[Stored data]

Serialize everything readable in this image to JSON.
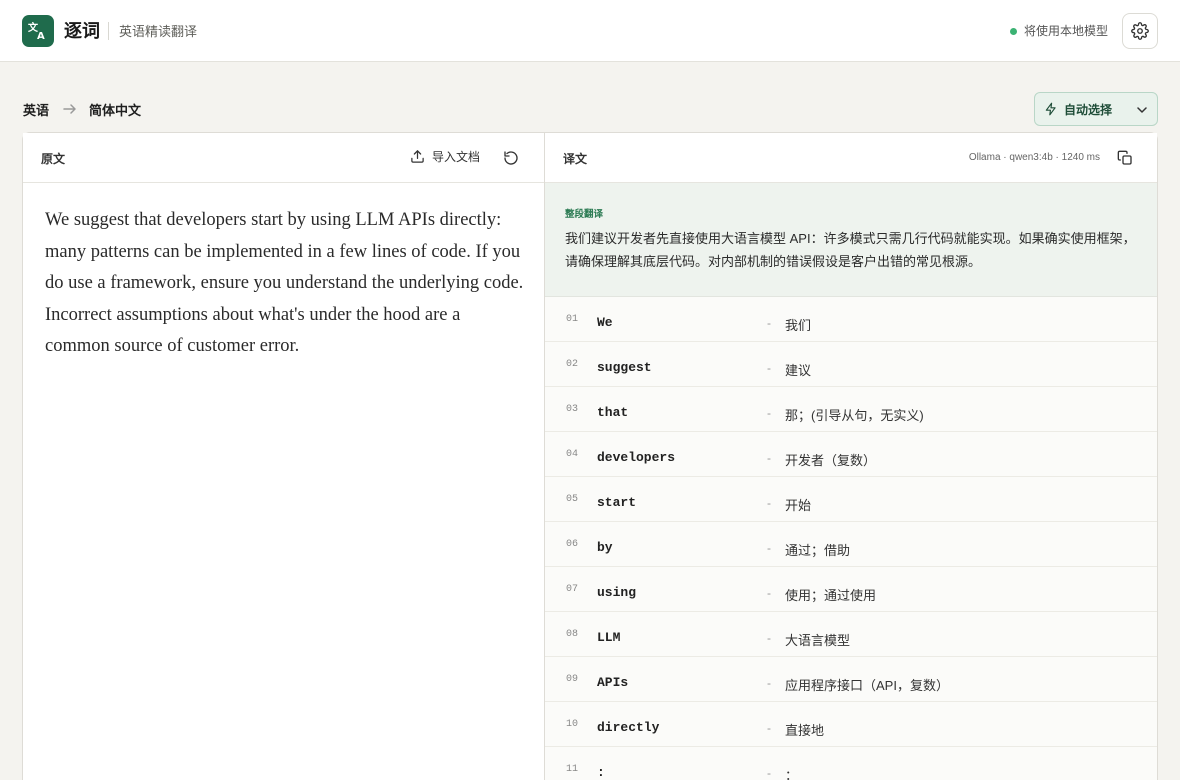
{
  "app": {
    "name": "逐词",
    "tagline": "英语精读翻译",
    "status_text": "将使用本地模型",
    "status_color": "#3bb273",
    "brand_color": "#1f6b4c",
    "logo_icon": "translate-icon",
    "settings_icon": "gear-icon"
  },
  "language": {
    "source": "英语",
    "target": "简体中文",
    "arrow_icon": "arrow-right-icon"
  },
  "model_select": {
    "label": "自动选择",
    "icon": "lightning-icon"
  },
  "source_panel": {
    "title": "原文",
    "import_label": "导入文档",
    "import_icon": "upload-icon",
    "reset_icon": "reset-icon",
    "text": "We suggest that developers start by using LLM APIs directly: many patterns can be implemented in a few lines of code. If you do use a framework, ensure you understand the underlying code. Incorrect assumptions about what's under the hood are a common source of customer error."
  },
  "translation_panel": {
    "title": "译文",
    "meta": "Ollama · qwen3:4b · 1240 ms",
    "copy_icon": "copy-icon",
    "full_label": "整段翻译",
    "full_text": "我们建议开发者先直接使用大语言模型 API：许多模式只需几行代码就能实现。如果确实使用框架，请确保理解其底层代码。对内部机制的错误假设是客户出错的常见根源。",
    "words": [
      {
        "num": "01",
        "en": "We",
        "zh": "我们"
      },
      {
        "num": "02",
        "en": "suggest",
        "zh": "建议"
      },
      {
        "num": "03",
        "en": "that",
        "zh": "那；(引导从句，无实义)"
      },
      {
        "num": "04",
        "en": "developers",
        "zh": "开发者（复数）"
      },
      {
        "num": "05",
        "en": "start",
        "zh": "开始"
      },
      {
        "num": "06",
        "en": "by",
        "zh": "通过；借助"
      },
      {
        "num": "07",
        "en": "using",
        "zh": "使用；通过使用"
      },
      {
        "num": "08",
        "en": "LLM",
        "zh": "大语言模型"
      },
      {
        "num": "09",
        "en": "APIs",
        "zh": "应用程序接口（API，复数）"
      },
      {
        "num": "10",
        "en": "directly",
        "zh": "直接地"
      },
      {
        "num": "11",
        "en": ":",
        "zh": "："
      }
    ]
  }
}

▶ EXERCISE PROMPT: Retype the whole listing, keeping every line identical and omitting all pictures.

▶ IN RESPONSE:
Serialize everything readable in this image to JSON.
{
  "app": {
    "name": "逐词",
    "tagline": "英语精读翻译",
    "status_text": "将使用本地模型",
    "status_color": "#3bb273",
    "brand_color": "#1f6b4c",
    "logo_icon": "translate-icon",
    "settings_icon": "gear-icon"
  },
  "language": {
    "source": "英语",
    "target": "简体中文",
    "arrow_icon": "arrow-right-icon"
  },
  "model_select": {
    "label": "自动选择",
    "icon": "lightning-icon"
  },
  "source_panel": {
    "title": "原文",
    "import_label": "导入文档",
    "import_icon": "upload-icon",
    "reset_icon": "reset-icon",
    "text": "We suggest that developers start by using LLM APIs directly: many patterns can be implemented in a few lines of code. If you do use a framework, ensure you understand the underlying code. Incorrect assumptions about what's under the hood are a common source of customer error."
  },
  "translation_panel": {
    "title": "译文",
    "meta": "Ollama · qwen3:4b · 1240 ms",
    "copy_icon": "copy-icon",
    "full_label": "整段翻译",
    "full_text": "我们建议开发者先直接使用大语言模型 API：许多模式只需几行代码就能实现。如果确实使用框架，请确保理解其底层代码。对内部机制的错误假设是客户出错的常见根源。",
    "words": [
      {
        "num": "01",
        "en": "We",
        "zh": "我们"
      },
      {
        "num": "02",
        "en": "suggest",
        "zh": "建议"
      },
      {
        "num": "03",
        "en": "that",
        "zh": "那；(引导从句，无实义)"
      },
      {
        "num": "04",
        "en": "developers",
        "zh": "开发者（复数）"
      },
      {
        "num": "05",
        "en": "start",
        "zh": "开始"
      },
      {
        "num": "06",
        "en": "by",
        "zh": "通过；借助"
      },
      {
        "num": "07",
        "en": "using",
        "zh": "使用；通过使用"
      },
      {
        "num": "08",
        "en": "LLM",
        "zh": "大语言模型"
      },
      {
        "num": "09",
        "en": "APIs",
        "zh": "应用程序接口（API，复数）"
      },
      {
        "num": "10",
        "en": "directly",
        "zh": "直接地"
      },
      {
        "num": "11",
        "en": ":",
        "zh": "："
      }
    ]
  }
}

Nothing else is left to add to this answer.